### Work required:
An exact reproduction of the records is required, with all images left out.

### Given data:
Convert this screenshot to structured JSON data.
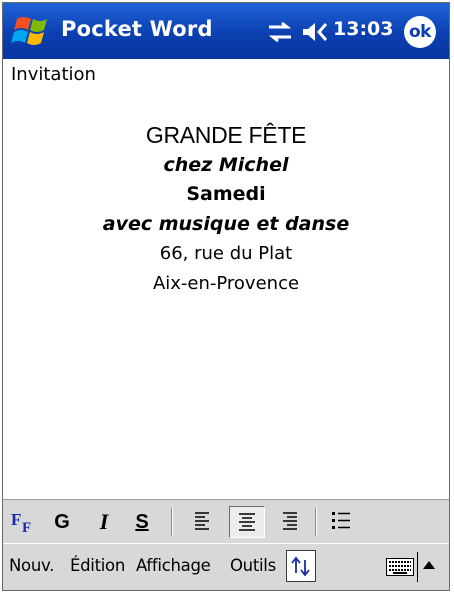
{
  "titlebar": {
    "app_title": "Pocket Word",
    "time": "13:03",
    "ok_label": "ok",
    "icons": [
      "windows-start-icon",
      "connectivity-icon",
      "volume-icon"
    ]
  },
  "document": {
    "name": "Invitation",
    "lines": [
      "GRANDE FÊTE",
      "chez Michel",
      "Samedi",
      "avec musique et danse",
      "66, rue du Plat",
      "Aix-en-Provence"
    ]
  },
  "format_toolbar": {
    "bold_label": "G",
    "italic_label": "I",
    "strike_label": "S",
    "active_alignment": "center",
    "icons": [
      "font-icon",
      "align-left-icon",
      "align-center-icon",
      "align-right-icon",
      "bullets-icon"
    ]
  },
  "menubar": {
    "items": [
      "Nouv.",
      "Édition",
      "Affichage",
      "Outils"
    ],
    "icons": [
      "up-down-arrows-icon",
      "keyboard-icon",
      "input-panel-arrow-icon"
    ]
  },
  "colors": {
    "titlebar": "#0b3fb0",
    "toolbar": "#d8d8d8",
    "background": "#ffffff"
  }
}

### Full answer:
Convert this screenshot to structured JSON data.
{
  "titlebar": {
    "app_title": "Pocket Word",
    "time": "13:03",
    "ok_label": "ok",
    "icons": [
      "windows-start-icon",
      "connectivity-icon",
      "volume-icon"
    ]
  },
  "document": {
    "name": "Invitation",
    "lines": [
      "GRANDE FÊTE",
      "chez Michel",
      "Samedi",
      "avec musique et danse",
      "66, rue du Plat",
      "Aix-en-Provence"
    ]
  },
  "format_toolbar": {
    "bold_label": "G",
    "italic_label": "I",
    "strike_label": "S",
    "active_alignment": "center",
    "icons": [
      "font-icon",
      "align-left-icon",
      "align-center-icon",
      "align-right-icon",
      "bullets-icon"
    ]
  },
  "menubar": {
    "items": [
      "Nouv.",
      "Édition",
      "Affichage",
      "Outils"
    ],
    "icons": [
      "up-down-arrows-icon",
      "keyboard-icon",
      "input-panel-arrow-icon"
    ]
  },
  "colors": {
    "titlebar": "#0b3fb0",
    "toolbar": "#d8d8d8",
    "background": "#ffffff"
  }
}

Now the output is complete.